Data listing
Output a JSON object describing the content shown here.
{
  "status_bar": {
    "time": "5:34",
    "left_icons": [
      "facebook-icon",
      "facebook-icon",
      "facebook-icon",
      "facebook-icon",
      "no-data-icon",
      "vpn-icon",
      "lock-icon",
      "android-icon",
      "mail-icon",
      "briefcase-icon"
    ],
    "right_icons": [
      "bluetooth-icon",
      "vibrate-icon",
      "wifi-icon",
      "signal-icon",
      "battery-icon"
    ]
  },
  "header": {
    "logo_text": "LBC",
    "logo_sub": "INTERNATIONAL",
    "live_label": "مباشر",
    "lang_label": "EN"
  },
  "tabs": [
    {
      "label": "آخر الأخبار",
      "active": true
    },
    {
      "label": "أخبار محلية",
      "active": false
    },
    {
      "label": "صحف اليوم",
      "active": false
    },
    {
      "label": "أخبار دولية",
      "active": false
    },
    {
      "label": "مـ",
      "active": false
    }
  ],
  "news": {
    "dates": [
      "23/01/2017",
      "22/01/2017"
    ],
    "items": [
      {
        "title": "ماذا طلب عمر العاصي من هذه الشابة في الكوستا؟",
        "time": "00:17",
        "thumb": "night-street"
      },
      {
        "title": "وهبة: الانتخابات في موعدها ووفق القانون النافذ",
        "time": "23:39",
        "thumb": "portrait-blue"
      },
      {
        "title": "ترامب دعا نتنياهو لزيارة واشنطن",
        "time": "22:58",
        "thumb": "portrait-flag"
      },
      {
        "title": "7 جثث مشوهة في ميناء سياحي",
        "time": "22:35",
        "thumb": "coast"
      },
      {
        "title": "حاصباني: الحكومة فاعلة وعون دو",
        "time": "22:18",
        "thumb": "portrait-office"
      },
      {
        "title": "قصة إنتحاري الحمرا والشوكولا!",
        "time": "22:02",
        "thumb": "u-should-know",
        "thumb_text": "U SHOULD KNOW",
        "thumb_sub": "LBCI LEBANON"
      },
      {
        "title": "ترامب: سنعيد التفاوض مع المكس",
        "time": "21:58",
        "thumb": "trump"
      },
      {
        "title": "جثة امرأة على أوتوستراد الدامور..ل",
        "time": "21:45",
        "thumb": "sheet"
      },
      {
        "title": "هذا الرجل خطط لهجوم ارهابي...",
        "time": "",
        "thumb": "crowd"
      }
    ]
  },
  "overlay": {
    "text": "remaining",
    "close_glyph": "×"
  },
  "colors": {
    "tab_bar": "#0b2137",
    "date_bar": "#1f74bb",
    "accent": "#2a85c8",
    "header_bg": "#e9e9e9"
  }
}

...

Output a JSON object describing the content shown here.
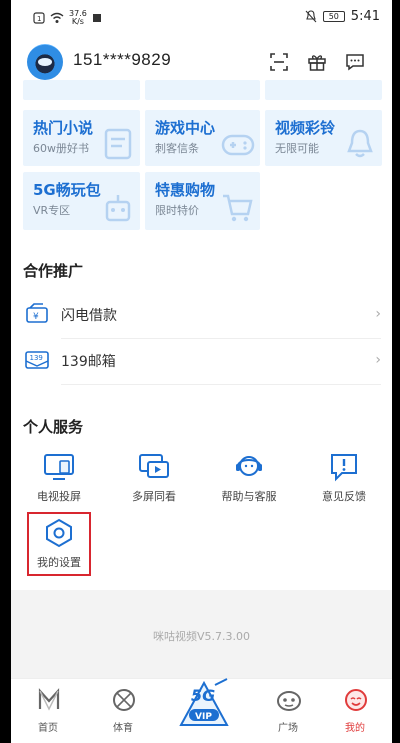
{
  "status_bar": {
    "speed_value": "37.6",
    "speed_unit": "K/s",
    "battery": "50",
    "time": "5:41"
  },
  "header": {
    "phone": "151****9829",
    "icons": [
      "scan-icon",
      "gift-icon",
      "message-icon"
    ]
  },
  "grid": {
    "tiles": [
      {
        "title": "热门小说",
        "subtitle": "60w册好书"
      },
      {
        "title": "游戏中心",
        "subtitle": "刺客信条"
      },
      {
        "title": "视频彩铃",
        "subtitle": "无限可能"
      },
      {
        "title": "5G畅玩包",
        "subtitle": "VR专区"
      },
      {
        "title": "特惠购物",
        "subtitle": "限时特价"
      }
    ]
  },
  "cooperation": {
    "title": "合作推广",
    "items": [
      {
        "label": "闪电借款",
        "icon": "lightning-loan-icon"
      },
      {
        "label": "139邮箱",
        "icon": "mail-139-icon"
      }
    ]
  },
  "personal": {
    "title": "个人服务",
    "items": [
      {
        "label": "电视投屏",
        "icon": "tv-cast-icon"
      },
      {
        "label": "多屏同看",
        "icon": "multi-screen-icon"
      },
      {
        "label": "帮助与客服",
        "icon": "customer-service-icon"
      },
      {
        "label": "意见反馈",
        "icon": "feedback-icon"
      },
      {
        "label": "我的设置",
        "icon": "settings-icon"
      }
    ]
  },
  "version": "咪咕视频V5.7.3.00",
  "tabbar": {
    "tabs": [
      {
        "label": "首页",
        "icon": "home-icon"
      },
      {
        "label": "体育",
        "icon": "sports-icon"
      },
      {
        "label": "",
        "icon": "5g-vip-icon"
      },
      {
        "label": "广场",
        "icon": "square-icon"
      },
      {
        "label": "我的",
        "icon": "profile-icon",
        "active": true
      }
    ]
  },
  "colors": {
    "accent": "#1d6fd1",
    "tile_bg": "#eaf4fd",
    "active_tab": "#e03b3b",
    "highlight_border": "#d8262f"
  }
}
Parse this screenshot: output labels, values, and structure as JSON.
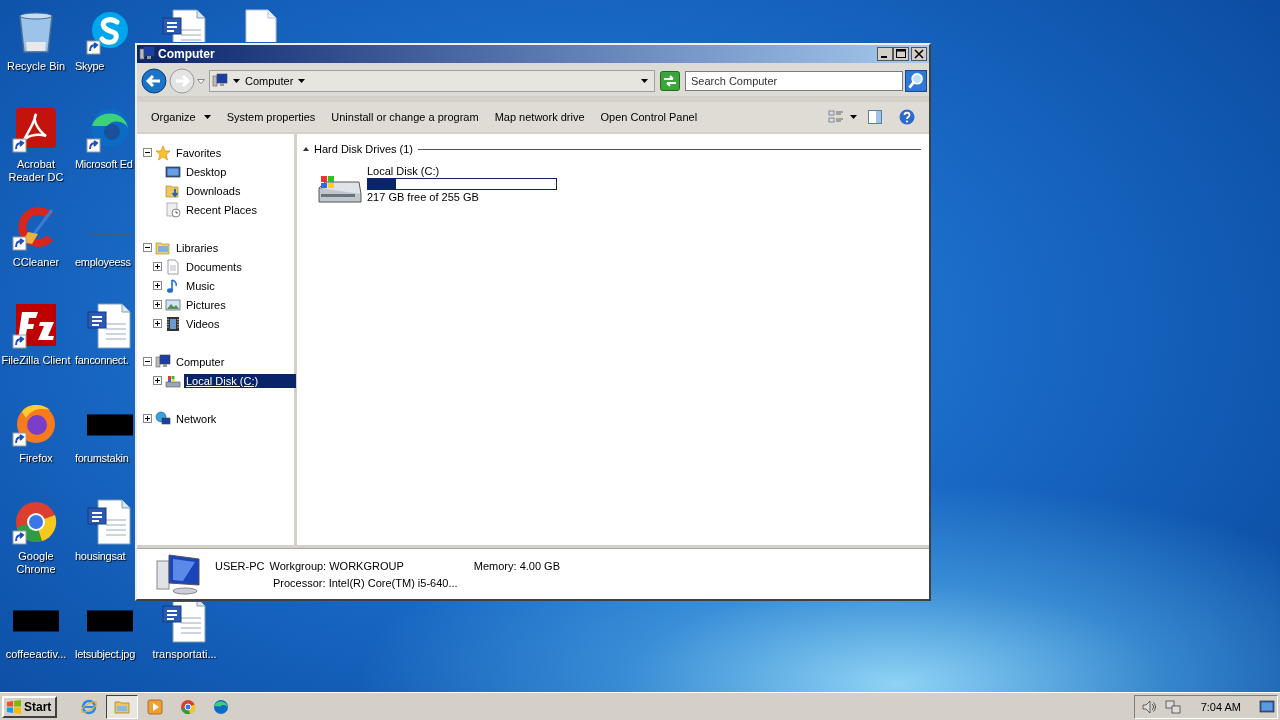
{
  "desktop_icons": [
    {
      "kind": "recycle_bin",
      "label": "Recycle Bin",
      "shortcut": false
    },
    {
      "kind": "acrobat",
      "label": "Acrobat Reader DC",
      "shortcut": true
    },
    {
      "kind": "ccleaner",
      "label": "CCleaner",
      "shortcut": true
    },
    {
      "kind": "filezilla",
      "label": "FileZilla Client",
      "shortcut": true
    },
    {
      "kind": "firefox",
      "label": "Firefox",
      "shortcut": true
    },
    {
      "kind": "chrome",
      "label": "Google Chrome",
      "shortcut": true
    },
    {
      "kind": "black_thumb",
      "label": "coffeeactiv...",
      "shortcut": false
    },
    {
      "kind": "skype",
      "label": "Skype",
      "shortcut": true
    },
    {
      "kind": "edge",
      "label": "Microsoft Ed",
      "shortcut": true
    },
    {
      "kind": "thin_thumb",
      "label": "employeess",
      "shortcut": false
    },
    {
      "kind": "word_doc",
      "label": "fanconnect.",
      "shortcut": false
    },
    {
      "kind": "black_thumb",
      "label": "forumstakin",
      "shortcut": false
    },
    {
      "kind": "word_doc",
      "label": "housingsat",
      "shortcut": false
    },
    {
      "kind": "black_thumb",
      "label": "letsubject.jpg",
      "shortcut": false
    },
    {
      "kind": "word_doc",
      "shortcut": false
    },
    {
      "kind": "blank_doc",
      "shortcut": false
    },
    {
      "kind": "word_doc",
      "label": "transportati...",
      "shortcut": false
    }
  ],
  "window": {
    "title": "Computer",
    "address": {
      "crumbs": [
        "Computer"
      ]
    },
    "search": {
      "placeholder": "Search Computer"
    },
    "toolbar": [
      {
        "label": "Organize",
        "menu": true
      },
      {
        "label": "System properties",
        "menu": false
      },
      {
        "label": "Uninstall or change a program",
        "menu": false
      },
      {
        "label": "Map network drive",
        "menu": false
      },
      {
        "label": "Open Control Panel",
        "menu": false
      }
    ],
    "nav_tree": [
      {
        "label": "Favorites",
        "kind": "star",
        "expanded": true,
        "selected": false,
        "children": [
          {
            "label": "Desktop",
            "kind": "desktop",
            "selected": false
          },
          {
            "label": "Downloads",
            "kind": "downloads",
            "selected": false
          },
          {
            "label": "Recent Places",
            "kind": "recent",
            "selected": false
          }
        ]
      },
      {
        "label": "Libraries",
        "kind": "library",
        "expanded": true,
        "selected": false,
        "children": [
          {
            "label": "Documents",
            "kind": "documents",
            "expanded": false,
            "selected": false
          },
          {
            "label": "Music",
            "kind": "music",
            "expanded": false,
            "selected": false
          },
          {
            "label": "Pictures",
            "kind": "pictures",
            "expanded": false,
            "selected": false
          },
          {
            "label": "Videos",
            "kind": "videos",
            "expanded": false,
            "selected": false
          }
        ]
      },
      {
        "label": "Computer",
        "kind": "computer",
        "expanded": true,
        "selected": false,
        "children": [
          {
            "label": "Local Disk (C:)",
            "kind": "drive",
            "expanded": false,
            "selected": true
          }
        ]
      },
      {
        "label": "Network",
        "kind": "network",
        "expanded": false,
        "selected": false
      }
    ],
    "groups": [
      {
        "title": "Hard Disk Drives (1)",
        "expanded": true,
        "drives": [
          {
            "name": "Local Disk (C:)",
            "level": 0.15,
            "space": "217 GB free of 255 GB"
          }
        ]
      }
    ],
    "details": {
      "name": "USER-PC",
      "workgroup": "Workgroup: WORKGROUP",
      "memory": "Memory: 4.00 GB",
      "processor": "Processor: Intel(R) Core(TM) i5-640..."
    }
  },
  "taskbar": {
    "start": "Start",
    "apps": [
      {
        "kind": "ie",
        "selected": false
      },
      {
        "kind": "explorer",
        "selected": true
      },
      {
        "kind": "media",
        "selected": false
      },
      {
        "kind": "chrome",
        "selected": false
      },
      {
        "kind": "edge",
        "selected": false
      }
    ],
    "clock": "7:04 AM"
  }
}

» Requirement
Above are the records; copy every line in them that holds the word "ترامب".

» Result of the exercise
        "title": "ترامب دعا نتنياهو لزيارة واشنطن",
        "title": "ترامب: سنعيد التفاوض مع المكس",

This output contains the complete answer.